■ Work order ■
Count how many lines in the entries below hold "aber". Only the number belongs in the answer.

*** Dataset entries ***

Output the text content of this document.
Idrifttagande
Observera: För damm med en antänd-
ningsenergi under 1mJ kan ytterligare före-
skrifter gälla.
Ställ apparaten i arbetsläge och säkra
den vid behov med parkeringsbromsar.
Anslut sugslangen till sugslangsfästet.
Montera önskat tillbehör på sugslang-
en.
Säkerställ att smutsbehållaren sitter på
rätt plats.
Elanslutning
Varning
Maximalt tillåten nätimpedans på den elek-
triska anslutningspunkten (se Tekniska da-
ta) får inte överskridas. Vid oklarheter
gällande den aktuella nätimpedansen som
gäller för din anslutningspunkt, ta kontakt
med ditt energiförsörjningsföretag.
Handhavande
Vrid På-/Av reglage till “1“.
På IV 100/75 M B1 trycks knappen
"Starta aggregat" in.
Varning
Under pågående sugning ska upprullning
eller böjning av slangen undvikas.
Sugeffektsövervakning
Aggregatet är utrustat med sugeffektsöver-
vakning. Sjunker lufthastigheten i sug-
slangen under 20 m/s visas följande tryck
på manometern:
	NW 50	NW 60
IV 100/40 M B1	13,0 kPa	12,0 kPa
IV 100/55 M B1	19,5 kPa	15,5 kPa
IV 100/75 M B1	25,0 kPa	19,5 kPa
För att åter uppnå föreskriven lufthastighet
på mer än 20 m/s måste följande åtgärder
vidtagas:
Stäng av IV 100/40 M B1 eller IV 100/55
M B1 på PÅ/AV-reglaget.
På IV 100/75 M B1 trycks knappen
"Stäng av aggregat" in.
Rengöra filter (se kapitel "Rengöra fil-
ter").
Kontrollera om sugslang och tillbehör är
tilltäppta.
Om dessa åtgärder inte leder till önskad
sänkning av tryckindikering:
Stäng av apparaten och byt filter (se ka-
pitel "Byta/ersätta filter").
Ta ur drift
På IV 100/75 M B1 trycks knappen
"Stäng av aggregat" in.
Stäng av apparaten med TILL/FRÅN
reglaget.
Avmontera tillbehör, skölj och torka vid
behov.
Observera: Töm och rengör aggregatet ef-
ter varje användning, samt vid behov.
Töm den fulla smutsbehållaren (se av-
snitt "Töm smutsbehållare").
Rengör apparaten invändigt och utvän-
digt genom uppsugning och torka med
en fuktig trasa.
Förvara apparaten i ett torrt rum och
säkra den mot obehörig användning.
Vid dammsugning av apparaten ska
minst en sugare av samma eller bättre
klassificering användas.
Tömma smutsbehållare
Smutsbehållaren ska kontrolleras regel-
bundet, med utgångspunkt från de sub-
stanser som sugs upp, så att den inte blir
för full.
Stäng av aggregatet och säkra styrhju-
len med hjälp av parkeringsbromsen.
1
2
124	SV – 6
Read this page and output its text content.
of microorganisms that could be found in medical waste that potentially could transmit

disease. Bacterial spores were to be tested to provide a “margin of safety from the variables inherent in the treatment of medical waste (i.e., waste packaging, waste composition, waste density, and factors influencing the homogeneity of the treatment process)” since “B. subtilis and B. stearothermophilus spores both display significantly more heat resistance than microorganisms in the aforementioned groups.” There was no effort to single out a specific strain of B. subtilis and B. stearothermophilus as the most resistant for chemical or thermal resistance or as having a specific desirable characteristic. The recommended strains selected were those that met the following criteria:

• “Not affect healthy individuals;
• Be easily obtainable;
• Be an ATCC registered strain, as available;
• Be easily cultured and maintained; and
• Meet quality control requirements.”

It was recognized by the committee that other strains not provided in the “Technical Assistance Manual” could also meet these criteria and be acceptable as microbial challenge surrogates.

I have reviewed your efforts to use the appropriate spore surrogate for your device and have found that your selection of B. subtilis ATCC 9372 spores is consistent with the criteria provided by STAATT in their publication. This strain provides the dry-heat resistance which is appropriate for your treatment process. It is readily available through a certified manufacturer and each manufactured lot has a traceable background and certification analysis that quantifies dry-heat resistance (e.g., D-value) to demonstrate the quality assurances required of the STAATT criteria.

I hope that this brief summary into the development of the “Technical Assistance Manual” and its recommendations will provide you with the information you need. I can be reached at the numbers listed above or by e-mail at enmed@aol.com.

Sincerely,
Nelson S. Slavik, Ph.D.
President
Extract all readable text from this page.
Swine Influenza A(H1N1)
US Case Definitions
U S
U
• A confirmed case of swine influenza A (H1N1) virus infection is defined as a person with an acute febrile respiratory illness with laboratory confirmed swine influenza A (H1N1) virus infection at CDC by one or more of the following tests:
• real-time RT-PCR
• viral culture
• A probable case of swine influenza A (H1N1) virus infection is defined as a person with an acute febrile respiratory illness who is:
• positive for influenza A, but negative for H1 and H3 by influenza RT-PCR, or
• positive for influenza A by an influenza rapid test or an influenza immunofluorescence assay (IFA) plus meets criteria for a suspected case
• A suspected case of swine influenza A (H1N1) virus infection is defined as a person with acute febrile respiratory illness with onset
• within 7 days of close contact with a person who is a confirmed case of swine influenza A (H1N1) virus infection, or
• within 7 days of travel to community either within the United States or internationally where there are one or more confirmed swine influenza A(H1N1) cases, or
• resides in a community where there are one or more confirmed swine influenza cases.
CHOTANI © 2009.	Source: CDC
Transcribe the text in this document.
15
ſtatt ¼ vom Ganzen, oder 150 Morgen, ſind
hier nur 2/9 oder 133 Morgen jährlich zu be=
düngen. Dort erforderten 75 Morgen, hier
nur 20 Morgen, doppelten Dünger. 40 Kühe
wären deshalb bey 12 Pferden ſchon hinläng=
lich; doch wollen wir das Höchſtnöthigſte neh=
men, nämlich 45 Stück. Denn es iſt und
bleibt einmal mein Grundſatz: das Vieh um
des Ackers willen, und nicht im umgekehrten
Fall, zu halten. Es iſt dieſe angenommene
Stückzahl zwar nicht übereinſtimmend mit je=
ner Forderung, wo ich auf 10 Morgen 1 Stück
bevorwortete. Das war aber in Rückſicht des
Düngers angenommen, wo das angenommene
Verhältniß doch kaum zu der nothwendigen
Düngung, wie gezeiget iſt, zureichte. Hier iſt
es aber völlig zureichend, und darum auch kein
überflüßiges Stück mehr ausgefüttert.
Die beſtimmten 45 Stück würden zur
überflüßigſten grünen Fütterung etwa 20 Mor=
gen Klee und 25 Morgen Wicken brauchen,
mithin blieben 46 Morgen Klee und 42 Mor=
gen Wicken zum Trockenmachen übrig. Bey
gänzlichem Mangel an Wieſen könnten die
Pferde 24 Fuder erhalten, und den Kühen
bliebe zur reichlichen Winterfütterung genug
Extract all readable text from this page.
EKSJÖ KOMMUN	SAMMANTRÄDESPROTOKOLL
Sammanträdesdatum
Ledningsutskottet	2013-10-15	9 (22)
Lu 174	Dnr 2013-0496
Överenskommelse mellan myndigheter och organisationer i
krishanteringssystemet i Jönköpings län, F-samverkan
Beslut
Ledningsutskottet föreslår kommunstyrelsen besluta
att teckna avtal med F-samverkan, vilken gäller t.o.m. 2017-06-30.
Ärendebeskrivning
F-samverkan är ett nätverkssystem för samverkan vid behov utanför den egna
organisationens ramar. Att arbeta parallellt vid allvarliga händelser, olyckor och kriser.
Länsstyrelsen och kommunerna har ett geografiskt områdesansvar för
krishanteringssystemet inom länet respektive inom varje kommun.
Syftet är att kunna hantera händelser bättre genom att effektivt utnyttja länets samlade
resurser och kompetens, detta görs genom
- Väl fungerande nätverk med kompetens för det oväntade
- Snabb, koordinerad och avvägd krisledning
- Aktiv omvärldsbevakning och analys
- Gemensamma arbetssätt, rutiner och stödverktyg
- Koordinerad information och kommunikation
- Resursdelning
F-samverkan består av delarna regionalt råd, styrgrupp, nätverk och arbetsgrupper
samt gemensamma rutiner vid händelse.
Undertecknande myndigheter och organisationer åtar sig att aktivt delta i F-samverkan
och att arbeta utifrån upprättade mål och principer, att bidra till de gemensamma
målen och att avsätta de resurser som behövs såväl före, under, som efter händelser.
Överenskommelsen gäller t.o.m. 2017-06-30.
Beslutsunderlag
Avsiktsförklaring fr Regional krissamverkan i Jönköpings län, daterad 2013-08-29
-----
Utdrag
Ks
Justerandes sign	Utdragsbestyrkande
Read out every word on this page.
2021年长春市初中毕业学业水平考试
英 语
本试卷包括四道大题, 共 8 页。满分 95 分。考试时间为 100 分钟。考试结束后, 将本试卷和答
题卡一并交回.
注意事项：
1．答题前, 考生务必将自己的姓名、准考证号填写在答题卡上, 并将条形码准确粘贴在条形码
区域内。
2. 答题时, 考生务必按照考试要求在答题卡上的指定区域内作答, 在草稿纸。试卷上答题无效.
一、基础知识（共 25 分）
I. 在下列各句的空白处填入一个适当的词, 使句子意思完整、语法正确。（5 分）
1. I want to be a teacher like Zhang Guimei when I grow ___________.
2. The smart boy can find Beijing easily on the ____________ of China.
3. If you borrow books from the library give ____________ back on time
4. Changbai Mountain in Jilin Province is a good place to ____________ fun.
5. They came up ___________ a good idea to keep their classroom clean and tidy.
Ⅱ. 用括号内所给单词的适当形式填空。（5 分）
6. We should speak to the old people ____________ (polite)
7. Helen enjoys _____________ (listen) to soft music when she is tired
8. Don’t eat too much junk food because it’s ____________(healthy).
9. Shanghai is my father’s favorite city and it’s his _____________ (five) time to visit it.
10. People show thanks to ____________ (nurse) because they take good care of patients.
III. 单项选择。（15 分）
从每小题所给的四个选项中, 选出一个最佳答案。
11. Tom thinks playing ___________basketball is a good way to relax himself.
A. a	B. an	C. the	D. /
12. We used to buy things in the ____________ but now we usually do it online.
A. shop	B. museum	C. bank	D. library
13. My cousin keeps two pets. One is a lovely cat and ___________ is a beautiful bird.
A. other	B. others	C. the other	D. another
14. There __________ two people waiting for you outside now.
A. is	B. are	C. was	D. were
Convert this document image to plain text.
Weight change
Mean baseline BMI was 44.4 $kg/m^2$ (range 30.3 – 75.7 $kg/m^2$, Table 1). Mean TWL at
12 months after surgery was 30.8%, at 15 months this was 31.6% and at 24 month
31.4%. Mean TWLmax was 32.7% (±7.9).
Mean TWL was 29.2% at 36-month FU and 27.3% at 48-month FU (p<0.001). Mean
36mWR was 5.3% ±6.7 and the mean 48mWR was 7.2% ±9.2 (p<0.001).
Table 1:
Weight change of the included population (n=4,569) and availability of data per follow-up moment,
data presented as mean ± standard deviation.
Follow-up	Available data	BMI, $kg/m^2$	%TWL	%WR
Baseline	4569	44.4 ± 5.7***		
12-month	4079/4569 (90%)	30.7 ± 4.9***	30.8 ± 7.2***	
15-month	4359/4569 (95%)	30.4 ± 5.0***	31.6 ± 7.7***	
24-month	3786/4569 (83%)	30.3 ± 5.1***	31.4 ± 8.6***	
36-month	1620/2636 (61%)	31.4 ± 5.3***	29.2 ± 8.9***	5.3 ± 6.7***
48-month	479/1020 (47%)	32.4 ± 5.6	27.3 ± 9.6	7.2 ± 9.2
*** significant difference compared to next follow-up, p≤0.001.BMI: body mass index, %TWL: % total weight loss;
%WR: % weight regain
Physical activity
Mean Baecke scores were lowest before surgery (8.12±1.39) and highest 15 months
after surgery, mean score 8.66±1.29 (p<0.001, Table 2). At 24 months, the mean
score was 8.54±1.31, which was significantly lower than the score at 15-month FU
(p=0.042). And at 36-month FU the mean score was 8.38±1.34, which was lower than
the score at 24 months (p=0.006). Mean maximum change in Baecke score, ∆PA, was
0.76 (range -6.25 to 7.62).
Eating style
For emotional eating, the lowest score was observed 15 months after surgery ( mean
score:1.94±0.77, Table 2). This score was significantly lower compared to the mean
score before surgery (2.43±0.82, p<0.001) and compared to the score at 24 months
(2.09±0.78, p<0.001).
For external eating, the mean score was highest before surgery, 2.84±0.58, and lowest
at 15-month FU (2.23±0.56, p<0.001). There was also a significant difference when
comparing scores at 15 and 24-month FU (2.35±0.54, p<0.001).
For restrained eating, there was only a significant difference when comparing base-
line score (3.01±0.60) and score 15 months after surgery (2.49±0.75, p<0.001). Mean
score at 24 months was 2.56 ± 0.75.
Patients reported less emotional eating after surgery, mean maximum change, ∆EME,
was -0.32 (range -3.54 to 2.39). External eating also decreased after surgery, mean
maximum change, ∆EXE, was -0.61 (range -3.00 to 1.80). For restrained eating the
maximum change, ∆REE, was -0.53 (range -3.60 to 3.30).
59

*** End of Dataset entries ***

■ Solution to this problem ■
2